Write the data out again, exactly as given.

Data section
┏━━

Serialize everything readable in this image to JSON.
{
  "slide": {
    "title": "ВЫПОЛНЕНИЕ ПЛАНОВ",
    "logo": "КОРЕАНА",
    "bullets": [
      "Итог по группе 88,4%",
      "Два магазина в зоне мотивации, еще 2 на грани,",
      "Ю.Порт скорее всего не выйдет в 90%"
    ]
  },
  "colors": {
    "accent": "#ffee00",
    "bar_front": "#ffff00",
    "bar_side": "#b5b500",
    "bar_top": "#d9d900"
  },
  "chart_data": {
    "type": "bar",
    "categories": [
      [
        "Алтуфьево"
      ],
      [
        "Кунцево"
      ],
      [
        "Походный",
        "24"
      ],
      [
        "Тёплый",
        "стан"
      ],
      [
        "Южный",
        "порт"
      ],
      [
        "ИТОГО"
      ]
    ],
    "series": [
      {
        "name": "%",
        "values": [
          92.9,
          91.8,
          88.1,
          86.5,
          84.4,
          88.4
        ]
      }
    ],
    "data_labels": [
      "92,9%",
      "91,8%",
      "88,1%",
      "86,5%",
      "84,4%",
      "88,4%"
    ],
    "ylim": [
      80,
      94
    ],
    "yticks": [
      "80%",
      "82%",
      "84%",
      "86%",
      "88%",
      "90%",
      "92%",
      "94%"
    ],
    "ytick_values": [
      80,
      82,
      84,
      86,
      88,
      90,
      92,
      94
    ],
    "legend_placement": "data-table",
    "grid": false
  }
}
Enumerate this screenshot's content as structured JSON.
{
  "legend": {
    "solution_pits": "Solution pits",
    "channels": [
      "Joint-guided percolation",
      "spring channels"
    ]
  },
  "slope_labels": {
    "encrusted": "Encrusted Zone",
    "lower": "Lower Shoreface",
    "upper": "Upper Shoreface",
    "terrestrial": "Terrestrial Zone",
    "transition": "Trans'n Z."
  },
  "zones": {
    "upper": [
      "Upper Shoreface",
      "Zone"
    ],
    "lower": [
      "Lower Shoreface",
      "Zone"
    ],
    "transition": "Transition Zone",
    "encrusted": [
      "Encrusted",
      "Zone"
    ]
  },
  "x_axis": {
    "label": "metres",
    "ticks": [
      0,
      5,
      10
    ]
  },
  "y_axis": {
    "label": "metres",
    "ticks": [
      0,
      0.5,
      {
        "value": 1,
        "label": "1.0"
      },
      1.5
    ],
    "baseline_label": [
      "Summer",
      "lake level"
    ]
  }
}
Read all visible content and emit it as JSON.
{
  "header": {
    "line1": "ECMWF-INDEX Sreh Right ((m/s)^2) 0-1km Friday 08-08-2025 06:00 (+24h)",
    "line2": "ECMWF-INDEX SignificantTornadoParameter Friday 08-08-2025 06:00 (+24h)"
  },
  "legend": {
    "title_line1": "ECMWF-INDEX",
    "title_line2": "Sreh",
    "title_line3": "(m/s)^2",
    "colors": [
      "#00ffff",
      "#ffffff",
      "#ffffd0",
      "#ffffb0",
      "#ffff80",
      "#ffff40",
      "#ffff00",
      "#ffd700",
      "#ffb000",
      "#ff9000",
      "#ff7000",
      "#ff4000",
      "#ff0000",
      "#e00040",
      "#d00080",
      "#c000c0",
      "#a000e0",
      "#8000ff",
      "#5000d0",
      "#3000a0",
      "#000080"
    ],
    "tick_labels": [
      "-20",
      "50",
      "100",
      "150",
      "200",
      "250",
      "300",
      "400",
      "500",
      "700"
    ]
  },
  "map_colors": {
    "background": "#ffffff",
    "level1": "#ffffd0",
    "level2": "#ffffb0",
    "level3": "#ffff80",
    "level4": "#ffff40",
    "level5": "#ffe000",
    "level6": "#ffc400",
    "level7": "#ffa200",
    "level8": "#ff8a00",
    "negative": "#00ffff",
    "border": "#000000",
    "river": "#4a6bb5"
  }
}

┗━━

Task output
Serialize everything readable in this image to JSON.
{
  "slide": {
    "title": "ВЫПОЛНЕНИЕ ПЛАНОВ",
    "logo": "КОРЕАНА",
    "bullets": [
      "Итог по группе 88,4%",
      "Два магазина в зоне мотивации, еще 2 на грани,",
      "Ю.Порт скорее всего не выйдет в 90%"
    ]
  },
  "colors": {
    "accent": "#ffee00",
    "bar_front": "#ffff00",
    "bar_side": "#b5b500",
    "bar_top": "#d9d900"
  },
  "chart_data": {
    "type": "bar",
    "categories": [
      [
        "Алтуфьево"
      ],
      [
        "Кунцево"
      ],
      [
        "Походный",
        "24"
      ],
      [
        "Тёплый",
        "стан"
      ],
      [
        "Южный",
        "порт"
      ],
      [
        "ИТОГО"
      ]
    ],
    "series": [
      {
        "name": "%",
        "values": [
          92.9,
          91.8,
          88.1,
          86.5,
          84.4,
          88.4
        ]
      }
    ],
    "data_labels": [
      "92,9%",
      "91,8%",
      "88,1%",
      "86,5%",
      "84,4%",
      "88,4%"
    ],
    "ylim": [
      80,
      94
    ],
    "yticks": [
      "80%",
      "82%",
      "84%",
      "86%",
      "88%",
      "90%",
      "92%",
      "94%"
    ],
    "ytick_values": [
      80,
      82,
      84,
      86,
      88,
      90,
      92,
      94
    ],
    "legend_placement": "data-table",
    "grid": false
  }
}
Enumerate this screenshot's content as structured JSON.
{
  "legend": {
    "solution_pits": "Solution pits",
    "channels": [
      "Joint-guided percolation",
      "spring channels"
    ]
  },
  "slope_labels": {
    "encrusted": "Encrusted Zone",
    "lower": "Lower Shoreface",
    "upper": "Upper Shoreface",
    "terrestrial": "Terrestrial Zone",
    "transition": "Trans'n Z."
  },
  "zones": {
    "upper": [
      "Upper Shoreface",
      "Zone"
    ],
    "lower": [
      "Lower Shoreface",
      "Zone"
    ],
    "transition": "Transition Zone",
    "encrusted": [
      "Encrusted",
      "Zone"
    ]
  },
  "x_axis": {
    "label": "metres",
    "ticks": [
      0,
      5,
      10
    ]
  },
  "y_axis": {
    "label": "metres",
    "ticks": [
      0,
      0.5,
      {
        "value": 1,
        "label": "1.0"
      },
      1.5
    ],
    "baseline_label": [
      "Summer",
      "lake level"
    ]
  }
}
Read all visible content and emit it as JSON.
{
  "header": {
    "line1": "ECMWF-INDEX Sreh Right ((m/s)^2) 0-1km Friday 08-08-2025 06:00 (+24h)",
    "line2": "ECMWF-INDEX SignificantTornadoParameter Friday 08-08-2025 06:00 (+24h)"
  },
  "legend": {
    "title_line1": "ECMWF-INDEX",
    "title_line2": "Sreh",
    "title_line3": "(m/s)^2",
    "colors": [
      "#00ffff",
      "#ffffff",
      "#ffffd0",
      "#ffffb0",
      "#ffff80",
      "#ffff40",
      "#ffff00",
      "#ffd700",
      "#ffb000",
      "#ff9000",
      "#ff7000",
      "#ff4000",
      "#ff0000",
      "#e00040",
      "#d00080",
      "#c000c0",
      "#a000e0",
      "#8000ff",
      "#5000d0",
      "#3000a0",
      "#000080"
    ],
    "tick_labels": [
      "-20",
      "50",
      "100",
      "150",
      "200",
      "250",
      "300",
      "400",
      "500",
      "700"
    ]
  },
  "map_colors": {
    "background": "#ffffff",
    "level1": "#ffffd0",
    "level2": "#ffffb0",
    "level3": "#ffff80",
    "level4": "#ffff40",
    "level5": "#ffe000",
    "level6": "#ffc400",
    "level7": "#ffa200",
    "level8": "#ff8a00",
    "negative": "#00ffff",
    "border": "#000000",
    "river": "#4a6bb5"
  }
}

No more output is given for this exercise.